> Dataset entries:
====================

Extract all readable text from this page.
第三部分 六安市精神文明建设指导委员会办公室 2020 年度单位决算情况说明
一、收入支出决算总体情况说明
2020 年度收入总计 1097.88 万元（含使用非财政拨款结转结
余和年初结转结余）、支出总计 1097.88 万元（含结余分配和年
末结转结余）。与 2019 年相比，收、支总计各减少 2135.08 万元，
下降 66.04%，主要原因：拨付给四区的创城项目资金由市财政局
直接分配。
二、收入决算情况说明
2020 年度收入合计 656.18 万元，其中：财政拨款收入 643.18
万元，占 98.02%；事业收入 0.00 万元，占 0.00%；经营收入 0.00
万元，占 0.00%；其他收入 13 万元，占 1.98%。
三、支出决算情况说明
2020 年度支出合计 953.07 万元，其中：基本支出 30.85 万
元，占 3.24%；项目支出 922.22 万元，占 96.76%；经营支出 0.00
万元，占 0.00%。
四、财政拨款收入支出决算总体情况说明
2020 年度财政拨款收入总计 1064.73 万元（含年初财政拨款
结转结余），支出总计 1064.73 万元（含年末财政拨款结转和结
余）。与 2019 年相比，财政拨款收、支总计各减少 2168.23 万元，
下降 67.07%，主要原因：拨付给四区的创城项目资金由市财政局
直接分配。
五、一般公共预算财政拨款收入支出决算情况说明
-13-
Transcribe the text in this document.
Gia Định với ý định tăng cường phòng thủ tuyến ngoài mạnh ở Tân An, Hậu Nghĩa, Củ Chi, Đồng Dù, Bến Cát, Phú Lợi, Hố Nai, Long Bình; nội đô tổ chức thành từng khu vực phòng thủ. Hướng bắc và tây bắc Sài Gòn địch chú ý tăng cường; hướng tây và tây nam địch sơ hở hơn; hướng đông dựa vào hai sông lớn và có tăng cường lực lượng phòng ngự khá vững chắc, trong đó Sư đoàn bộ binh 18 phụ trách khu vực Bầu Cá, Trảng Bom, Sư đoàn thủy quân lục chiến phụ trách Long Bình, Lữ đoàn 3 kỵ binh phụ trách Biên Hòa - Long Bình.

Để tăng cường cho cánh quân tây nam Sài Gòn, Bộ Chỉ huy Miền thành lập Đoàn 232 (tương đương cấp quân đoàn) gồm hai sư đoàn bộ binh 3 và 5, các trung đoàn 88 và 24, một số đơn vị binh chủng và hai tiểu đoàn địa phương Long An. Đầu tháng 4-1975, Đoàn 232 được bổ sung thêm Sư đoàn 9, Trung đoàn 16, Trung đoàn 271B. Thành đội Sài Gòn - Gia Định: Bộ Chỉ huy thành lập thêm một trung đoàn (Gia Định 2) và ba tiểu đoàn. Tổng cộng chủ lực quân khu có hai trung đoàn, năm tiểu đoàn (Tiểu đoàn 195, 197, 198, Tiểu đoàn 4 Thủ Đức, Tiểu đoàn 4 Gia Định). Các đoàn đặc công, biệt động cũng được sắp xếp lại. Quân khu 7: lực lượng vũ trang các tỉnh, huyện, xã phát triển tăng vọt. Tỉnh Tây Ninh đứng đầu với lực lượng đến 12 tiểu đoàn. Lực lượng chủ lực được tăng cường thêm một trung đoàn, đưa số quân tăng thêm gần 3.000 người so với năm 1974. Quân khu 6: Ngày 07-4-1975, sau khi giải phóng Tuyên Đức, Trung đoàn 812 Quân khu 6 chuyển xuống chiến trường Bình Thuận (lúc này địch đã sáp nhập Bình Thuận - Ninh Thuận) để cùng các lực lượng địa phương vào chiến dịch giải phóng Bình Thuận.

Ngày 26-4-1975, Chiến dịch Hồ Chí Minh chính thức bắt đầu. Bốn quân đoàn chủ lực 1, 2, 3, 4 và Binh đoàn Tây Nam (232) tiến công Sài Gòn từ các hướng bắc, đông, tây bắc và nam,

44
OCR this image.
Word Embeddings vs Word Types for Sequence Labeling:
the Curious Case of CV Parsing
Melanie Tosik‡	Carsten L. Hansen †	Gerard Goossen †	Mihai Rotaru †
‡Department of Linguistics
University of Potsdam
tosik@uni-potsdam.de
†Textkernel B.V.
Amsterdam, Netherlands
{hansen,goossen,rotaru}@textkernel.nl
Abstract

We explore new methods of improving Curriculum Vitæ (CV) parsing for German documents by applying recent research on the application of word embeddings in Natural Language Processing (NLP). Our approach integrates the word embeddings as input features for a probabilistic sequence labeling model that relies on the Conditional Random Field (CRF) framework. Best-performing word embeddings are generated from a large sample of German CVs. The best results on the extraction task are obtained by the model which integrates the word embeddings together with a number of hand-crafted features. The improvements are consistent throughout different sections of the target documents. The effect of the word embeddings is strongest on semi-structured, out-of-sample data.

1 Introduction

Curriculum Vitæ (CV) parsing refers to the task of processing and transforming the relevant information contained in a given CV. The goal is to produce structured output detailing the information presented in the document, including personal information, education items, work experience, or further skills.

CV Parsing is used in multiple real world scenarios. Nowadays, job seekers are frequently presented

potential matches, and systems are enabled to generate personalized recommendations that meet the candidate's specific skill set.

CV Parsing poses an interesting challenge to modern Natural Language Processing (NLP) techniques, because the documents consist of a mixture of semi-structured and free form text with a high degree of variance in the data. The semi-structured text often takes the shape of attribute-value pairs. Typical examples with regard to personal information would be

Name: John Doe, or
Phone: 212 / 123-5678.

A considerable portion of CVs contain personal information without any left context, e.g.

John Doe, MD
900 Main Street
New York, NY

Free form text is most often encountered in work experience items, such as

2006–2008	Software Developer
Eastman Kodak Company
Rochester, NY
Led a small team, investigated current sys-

====================

> Instruction: Search the data above for lines holding "支出总计" and copy each of them.

> Task solution:
余和年初结转结余）、支出总计 1097.88 万元（含结余分配和年
结转结余），支出总计 1064.73 万元（含年末财政拨款结转和结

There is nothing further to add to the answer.